-- BEGIN --
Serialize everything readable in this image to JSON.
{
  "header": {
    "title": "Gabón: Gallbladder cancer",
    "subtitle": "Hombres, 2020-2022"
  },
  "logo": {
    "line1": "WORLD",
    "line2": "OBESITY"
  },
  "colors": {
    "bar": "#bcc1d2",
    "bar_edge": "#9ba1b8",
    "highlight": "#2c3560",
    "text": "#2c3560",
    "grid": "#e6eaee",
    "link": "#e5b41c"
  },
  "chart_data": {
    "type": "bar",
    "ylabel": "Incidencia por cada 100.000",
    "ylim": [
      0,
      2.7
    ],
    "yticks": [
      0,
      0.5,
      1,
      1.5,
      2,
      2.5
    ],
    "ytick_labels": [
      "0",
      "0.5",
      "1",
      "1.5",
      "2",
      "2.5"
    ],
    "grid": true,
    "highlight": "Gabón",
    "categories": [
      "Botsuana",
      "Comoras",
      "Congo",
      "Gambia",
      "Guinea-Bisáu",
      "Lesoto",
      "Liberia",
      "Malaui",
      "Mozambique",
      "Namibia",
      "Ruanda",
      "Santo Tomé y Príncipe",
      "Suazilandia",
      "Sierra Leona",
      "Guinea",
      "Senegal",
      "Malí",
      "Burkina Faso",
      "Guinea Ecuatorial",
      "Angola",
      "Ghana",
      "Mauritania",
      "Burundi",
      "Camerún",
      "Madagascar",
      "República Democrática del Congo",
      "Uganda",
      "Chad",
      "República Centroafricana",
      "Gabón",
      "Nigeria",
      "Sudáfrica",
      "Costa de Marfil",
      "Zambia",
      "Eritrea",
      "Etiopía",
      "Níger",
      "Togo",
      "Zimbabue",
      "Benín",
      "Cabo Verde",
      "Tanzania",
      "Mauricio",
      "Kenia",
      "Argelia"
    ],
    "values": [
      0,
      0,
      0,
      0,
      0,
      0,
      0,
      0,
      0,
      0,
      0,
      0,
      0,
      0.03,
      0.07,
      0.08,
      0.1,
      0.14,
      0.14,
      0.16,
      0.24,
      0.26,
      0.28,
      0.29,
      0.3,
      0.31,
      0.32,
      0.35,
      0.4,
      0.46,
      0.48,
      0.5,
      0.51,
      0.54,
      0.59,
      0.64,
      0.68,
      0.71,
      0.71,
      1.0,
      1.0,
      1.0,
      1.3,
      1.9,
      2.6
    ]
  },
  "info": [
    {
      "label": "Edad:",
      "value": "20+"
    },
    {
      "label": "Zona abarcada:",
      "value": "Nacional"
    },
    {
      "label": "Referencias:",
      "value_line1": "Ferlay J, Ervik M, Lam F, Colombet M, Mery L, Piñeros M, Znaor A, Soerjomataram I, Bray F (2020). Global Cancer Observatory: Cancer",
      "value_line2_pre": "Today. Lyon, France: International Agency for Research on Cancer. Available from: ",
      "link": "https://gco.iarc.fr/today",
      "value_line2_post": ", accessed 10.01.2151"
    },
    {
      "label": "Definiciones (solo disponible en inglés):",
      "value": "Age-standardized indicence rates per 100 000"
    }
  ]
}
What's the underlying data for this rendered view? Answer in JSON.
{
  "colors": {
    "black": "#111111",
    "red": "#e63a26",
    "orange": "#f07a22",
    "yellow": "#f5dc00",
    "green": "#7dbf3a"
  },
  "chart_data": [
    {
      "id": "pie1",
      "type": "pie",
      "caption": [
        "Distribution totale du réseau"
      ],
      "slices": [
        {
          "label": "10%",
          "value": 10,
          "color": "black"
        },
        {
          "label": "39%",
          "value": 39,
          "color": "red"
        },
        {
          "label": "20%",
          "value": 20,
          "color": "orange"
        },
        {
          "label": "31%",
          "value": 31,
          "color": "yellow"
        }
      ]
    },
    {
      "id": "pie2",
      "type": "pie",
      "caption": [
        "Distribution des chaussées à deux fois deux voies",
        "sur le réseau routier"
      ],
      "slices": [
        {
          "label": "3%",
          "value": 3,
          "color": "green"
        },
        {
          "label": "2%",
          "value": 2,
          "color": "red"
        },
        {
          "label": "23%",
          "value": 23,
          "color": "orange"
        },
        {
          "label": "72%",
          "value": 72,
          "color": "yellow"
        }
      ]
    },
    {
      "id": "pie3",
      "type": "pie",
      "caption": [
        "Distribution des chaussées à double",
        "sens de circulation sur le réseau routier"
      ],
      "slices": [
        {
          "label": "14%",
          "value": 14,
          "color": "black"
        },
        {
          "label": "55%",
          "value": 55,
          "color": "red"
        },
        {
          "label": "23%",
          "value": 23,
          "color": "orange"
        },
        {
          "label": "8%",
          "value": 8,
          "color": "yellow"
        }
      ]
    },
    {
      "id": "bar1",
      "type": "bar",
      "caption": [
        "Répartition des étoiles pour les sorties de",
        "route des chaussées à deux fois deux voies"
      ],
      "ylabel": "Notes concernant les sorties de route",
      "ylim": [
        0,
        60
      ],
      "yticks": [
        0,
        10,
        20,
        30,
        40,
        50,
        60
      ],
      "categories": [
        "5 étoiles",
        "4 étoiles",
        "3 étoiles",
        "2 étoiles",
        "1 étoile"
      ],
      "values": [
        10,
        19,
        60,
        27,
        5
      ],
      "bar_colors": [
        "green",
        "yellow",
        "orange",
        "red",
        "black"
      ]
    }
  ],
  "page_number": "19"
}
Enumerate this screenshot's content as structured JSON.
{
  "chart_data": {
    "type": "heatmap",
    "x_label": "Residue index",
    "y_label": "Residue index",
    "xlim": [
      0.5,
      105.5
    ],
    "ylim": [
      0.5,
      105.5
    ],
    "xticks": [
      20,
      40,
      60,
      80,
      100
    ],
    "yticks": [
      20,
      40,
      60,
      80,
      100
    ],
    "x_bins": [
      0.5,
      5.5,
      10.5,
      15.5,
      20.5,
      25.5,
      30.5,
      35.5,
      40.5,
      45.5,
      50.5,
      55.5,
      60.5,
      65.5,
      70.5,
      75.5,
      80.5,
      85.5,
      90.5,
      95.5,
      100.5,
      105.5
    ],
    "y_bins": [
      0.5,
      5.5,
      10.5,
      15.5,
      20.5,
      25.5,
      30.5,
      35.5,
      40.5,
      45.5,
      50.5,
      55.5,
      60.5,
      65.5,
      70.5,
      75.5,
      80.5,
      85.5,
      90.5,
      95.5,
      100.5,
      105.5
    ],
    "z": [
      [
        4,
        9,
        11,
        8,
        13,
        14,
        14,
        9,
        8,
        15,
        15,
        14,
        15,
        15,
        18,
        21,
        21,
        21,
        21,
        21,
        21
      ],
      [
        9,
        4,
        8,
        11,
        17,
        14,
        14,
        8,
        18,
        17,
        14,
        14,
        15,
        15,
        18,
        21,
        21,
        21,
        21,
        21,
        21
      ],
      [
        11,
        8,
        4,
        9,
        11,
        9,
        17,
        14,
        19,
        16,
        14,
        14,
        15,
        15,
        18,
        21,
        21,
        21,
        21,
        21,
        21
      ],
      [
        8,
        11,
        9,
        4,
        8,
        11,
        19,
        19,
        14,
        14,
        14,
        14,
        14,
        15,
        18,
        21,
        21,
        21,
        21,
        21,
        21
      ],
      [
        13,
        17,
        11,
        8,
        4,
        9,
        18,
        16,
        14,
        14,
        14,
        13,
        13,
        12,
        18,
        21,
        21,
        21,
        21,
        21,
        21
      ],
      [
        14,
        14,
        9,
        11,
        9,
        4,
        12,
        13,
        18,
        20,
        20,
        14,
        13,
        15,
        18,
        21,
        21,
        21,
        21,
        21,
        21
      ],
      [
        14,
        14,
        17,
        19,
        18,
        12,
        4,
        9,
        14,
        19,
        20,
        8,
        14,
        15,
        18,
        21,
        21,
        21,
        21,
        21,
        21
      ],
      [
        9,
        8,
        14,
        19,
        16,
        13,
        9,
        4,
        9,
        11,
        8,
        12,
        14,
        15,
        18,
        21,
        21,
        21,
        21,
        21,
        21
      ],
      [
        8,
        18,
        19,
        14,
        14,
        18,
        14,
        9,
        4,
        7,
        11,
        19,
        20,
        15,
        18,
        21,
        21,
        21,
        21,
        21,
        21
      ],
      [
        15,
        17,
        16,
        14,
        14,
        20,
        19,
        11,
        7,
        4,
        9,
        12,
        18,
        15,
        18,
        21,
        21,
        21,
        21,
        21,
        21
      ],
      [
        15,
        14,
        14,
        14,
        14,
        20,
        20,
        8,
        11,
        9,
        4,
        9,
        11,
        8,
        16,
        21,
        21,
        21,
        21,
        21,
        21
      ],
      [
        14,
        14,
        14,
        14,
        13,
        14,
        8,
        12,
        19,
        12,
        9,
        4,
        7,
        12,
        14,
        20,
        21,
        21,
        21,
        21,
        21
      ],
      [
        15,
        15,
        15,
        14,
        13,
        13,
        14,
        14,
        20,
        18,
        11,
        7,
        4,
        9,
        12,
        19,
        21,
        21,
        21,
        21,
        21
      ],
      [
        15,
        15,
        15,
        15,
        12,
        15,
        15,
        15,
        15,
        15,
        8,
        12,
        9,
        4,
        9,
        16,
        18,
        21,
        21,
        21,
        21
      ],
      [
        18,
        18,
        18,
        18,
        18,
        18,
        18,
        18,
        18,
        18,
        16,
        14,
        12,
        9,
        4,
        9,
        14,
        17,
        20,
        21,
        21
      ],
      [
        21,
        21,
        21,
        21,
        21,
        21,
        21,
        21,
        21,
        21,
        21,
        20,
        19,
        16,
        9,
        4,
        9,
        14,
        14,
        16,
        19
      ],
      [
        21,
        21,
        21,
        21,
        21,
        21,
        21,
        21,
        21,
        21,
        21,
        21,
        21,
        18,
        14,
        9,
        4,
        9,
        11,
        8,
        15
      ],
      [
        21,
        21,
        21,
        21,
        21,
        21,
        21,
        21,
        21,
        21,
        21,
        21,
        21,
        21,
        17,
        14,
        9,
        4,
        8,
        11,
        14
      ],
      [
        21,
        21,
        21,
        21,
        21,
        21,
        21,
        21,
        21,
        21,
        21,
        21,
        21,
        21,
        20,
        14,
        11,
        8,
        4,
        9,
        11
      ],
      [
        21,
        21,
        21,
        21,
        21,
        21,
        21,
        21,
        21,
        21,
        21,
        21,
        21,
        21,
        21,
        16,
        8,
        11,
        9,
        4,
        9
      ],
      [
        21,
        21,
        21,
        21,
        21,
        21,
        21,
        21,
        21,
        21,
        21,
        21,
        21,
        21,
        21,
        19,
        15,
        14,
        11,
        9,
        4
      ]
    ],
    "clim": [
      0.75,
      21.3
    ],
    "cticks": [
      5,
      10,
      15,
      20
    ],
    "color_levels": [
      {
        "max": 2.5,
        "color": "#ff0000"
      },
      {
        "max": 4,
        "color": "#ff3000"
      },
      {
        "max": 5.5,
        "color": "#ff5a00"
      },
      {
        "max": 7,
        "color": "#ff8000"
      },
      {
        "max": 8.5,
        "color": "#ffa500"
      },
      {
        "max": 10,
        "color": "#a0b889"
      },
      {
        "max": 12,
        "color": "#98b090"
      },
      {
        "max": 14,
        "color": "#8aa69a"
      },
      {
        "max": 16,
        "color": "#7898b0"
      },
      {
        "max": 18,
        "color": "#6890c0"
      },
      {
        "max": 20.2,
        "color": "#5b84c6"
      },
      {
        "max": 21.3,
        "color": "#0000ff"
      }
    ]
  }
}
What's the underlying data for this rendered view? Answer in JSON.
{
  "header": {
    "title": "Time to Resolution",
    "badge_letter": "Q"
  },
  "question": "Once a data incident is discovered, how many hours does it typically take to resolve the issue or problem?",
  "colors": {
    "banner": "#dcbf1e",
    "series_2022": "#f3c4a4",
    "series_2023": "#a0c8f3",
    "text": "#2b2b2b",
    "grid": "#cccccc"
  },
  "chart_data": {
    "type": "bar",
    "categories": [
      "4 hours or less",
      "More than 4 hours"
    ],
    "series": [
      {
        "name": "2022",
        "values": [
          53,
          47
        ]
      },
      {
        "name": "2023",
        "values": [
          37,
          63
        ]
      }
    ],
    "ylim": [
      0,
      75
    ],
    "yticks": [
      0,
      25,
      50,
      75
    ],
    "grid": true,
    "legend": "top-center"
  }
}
-- END --
From the entries above, return each line with the word "hours" in it.

ANSWER:
  "question": "Once a data incident is discovered, how many hours does it typically take to resolve the issue or problem?",
      "4 hours or less",
      "More than 4 hours"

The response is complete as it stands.